- [Instructions for the task]
Where a line holds "Name", copy it.

═══ Data entries

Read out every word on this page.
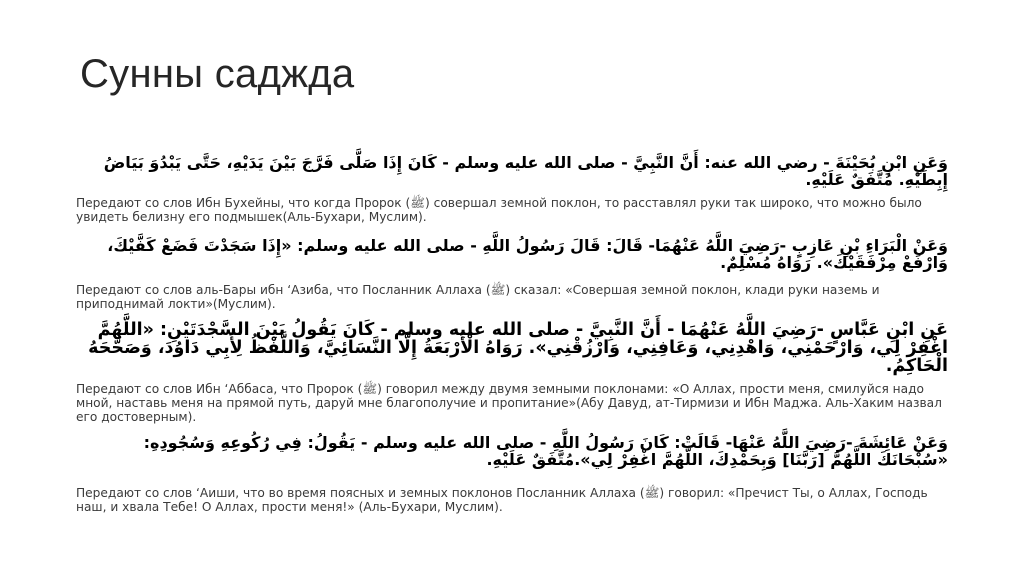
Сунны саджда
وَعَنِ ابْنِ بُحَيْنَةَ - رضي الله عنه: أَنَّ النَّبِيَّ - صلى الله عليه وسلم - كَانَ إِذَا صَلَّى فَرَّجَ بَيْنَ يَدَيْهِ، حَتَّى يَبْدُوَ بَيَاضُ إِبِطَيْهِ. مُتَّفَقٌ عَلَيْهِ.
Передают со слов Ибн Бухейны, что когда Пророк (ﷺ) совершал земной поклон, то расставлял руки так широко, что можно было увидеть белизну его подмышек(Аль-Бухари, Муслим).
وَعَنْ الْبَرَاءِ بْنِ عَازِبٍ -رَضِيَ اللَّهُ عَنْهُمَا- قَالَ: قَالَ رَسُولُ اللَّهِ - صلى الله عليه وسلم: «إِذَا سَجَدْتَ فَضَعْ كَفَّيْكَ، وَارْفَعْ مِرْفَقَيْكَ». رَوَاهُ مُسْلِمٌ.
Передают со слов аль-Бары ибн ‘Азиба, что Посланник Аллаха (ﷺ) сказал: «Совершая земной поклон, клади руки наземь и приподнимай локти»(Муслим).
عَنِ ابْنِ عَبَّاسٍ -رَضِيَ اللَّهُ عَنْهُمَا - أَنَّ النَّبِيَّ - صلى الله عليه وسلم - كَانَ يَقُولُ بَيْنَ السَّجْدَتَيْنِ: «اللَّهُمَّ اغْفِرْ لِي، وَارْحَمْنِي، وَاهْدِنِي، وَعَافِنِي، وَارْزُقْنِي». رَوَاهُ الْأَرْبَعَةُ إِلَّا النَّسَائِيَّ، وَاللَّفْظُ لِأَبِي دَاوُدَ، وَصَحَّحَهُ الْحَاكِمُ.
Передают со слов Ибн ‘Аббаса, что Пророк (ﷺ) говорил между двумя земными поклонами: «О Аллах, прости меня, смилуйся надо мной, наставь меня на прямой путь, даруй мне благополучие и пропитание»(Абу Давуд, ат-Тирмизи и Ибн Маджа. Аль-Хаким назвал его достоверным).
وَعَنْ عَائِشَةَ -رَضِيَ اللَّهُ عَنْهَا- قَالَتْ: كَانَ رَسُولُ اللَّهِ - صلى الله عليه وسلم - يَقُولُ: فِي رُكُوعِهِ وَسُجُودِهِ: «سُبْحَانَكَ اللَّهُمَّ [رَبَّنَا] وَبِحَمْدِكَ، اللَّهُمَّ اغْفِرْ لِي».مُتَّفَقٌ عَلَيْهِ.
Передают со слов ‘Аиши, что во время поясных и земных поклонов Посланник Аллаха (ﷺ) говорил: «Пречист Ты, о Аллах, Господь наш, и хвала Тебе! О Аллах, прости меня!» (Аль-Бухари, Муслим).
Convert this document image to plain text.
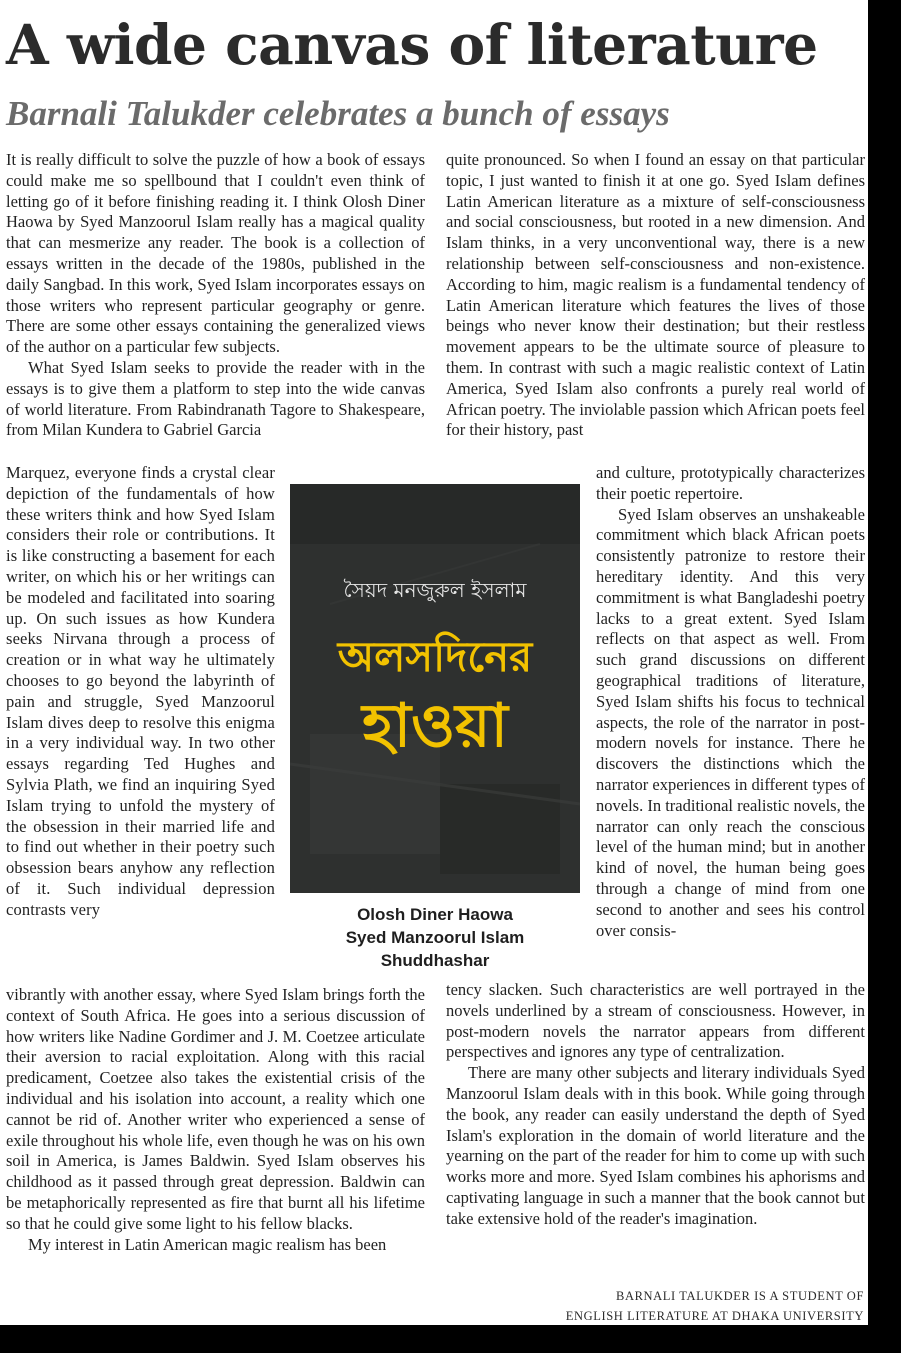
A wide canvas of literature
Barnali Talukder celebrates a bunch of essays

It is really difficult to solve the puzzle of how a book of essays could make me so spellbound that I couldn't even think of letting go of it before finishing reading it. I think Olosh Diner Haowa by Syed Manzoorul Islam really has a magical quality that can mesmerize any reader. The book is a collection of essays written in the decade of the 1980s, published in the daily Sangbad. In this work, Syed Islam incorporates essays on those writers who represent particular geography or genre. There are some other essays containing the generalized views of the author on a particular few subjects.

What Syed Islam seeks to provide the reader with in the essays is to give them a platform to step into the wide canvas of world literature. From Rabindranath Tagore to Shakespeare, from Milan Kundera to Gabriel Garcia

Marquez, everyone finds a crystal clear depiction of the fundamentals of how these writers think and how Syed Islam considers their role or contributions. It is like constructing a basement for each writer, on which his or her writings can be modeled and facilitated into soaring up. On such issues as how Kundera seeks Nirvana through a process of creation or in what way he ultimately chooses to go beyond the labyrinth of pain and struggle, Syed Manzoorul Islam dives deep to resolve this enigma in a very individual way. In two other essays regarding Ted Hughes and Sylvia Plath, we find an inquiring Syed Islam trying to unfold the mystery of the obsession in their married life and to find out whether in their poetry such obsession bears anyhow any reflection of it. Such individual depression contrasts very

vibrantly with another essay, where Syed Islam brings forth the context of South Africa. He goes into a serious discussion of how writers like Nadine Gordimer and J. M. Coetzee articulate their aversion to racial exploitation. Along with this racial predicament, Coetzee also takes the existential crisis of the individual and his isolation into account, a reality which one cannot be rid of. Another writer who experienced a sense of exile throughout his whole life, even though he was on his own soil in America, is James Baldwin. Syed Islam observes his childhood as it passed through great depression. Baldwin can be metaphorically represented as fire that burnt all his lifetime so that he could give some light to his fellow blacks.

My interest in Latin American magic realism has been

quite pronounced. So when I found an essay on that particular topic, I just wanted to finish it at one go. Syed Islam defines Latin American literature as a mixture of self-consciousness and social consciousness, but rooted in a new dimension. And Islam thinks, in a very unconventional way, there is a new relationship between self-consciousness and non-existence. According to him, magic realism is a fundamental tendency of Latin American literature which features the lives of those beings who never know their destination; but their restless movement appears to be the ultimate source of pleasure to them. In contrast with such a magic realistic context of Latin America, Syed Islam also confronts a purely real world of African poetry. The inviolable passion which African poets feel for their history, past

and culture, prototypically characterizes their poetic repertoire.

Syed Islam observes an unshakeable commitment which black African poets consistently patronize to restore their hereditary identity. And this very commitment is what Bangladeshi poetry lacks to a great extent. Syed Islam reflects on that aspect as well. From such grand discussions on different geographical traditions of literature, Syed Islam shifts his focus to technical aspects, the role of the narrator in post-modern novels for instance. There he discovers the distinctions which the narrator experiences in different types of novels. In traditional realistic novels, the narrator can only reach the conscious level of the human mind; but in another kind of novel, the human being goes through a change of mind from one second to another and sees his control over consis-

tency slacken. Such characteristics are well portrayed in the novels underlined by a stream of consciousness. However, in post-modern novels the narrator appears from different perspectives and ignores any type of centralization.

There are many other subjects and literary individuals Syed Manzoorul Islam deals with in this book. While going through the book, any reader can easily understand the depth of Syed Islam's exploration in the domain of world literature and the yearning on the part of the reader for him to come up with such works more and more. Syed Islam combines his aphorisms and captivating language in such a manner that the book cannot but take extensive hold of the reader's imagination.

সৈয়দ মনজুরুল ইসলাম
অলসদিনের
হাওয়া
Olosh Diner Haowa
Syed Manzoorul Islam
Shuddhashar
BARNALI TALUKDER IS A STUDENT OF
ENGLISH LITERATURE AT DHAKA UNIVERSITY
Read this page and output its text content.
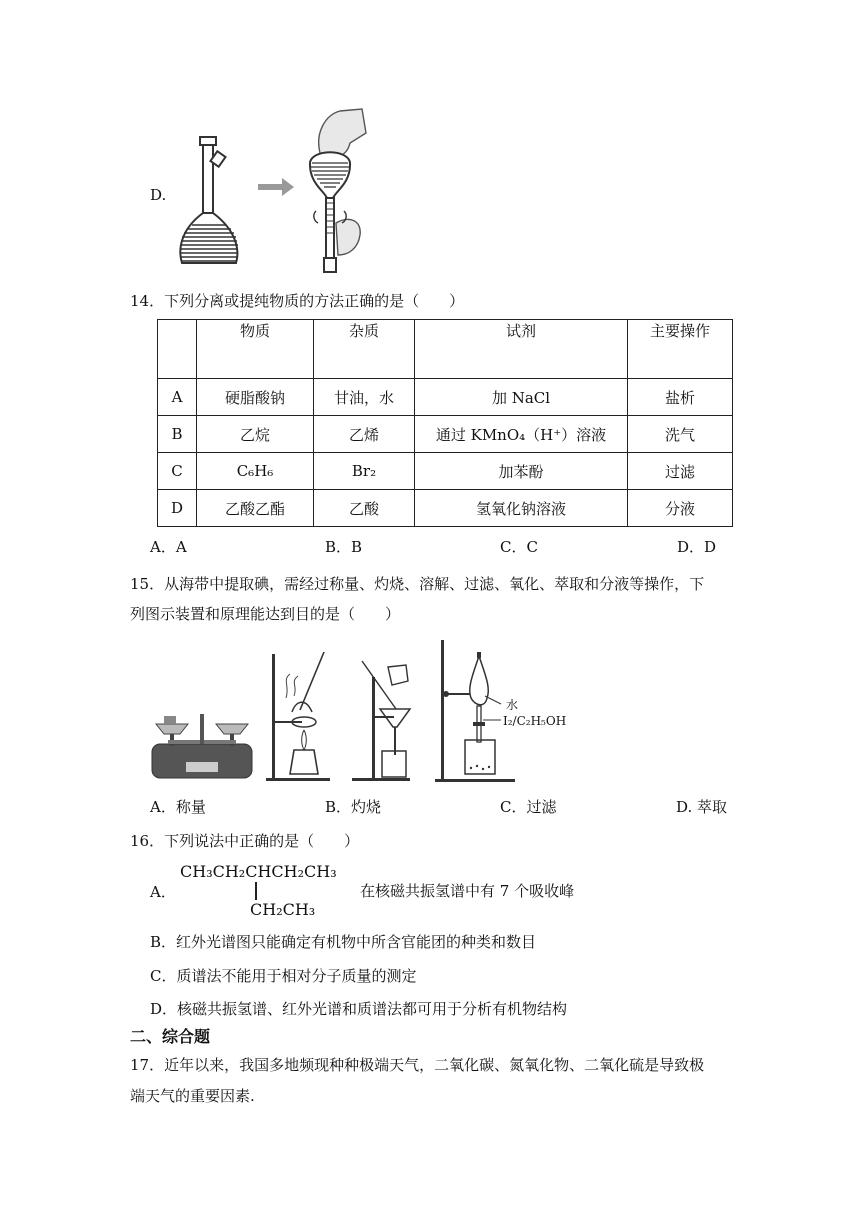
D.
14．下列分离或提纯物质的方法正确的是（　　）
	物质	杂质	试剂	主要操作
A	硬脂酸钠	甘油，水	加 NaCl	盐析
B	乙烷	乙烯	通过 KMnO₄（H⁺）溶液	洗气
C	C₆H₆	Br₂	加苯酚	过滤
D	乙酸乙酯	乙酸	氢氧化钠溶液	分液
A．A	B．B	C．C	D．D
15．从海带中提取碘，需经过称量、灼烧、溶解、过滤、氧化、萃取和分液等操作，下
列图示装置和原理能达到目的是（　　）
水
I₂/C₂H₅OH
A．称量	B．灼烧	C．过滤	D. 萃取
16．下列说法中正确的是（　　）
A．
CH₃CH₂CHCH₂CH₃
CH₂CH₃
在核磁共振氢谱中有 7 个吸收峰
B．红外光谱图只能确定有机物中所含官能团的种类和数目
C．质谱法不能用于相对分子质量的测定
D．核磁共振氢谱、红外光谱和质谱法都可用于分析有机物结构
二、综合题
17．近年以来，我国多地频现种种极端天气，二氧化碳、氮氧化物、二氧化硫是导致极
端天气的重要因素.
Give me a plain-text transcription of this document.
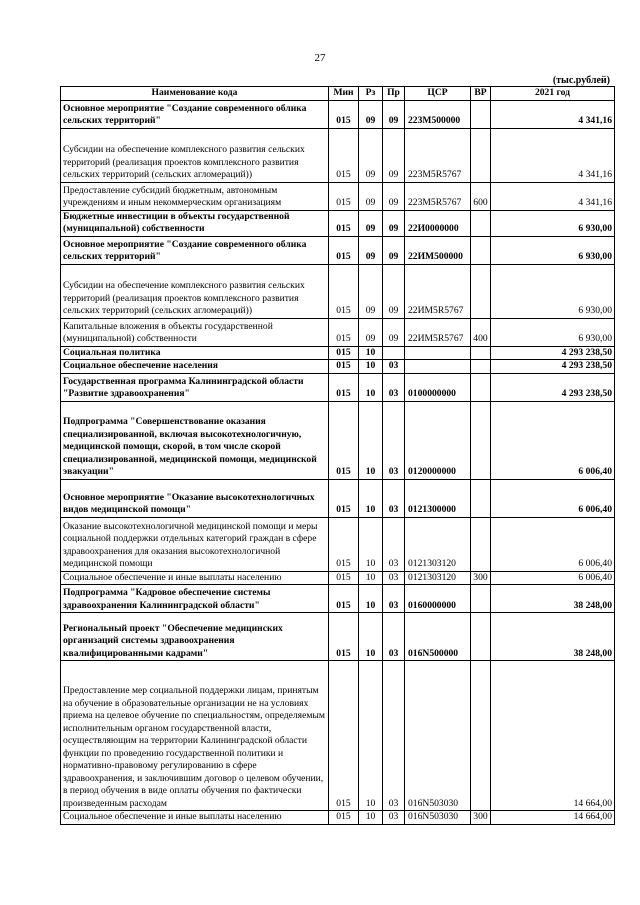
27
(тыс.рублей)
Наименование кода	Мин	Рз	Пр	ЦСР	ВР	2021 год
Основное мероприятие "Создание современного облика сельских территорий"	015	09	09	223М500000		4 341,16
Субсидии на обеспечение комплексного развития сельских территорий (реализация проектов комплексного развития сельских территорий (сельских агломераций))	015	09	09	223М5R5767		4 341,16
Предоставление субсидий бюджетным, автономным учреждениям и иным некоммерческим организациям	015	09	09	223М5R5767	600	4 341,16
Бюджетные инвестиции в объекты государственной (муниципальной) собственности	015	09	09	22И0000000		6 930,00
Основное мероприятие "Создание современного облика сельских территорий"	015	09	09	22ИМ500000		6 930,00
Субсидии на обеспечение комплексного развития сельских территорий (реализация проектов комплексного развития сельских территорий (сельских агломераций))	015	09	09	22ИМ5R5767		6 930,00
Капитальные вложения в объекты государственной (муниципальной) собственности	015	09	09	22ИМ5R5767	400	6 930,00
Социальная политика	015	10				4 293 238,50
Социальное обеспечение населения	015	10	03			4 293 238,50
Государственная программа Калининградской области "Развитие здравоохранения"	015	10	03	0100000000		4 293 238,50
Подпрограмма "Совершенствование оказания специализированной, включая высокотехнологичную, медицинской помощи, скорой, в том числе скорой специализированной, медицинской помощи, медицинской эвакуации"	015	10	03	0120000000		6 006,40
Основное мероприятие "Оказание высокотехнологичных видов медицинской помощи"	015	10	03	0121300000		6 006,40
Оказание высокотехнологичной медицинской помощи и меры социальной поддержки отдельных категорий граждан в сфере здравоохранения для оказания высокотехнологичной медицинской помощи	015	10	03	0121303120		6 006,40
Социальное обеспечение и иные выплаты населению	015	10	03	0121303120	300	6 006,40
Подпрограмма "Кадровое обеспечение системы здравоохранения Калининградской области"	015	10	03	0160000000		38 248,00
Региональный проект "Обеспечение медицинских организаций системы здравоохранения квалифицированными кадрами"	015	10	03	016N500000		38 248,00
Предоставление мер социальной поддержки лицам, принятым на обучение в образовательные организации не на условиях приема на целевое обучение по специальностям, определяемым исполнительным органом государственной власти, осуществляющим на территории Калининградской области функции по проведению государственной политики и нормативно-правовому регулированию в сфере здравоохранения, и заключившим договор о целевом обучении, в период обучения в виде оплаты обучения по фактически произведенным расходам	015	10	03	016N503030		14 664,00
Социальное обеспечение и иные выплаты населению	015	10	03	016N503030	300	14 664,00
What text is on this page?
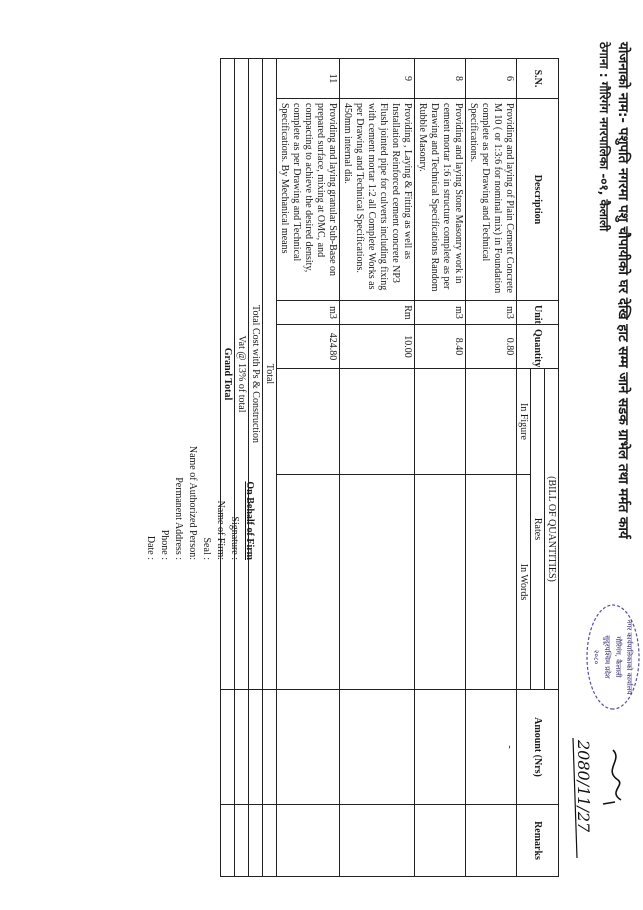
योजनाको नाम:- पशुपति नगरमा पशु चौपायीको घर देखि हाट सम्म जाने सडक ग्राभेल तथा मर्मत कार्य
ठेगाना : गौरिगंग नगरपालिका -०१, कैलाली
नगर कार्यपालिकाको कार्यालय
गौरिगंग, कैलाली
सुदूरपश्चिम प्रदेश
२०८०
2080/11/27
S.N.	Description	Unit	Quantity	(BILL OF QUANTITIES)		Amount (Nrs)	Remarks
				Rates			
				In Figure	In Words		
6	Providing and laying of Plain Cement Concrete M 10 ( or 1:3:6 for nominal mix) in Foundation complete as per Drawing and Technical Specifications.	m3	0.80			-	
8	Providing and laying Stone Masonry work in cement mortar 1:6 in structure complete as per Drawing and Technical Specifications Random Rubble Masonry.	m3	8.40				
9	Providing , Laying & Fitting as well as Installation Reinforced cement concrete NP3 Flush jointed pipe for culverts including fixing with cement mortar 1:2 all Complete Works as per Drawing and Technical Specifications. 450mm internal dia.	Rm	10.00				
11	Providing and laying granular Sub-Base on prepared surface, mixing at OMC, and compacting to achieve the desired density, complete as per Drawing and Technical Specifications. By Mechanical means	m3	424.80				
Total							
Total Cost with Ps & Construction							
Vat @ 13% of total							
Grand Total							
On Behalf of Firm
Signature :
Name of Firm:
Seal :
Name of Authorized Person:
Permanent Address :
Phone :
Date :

══════

- [Correct answer]
Name of Firm:
Name of Authorized Person:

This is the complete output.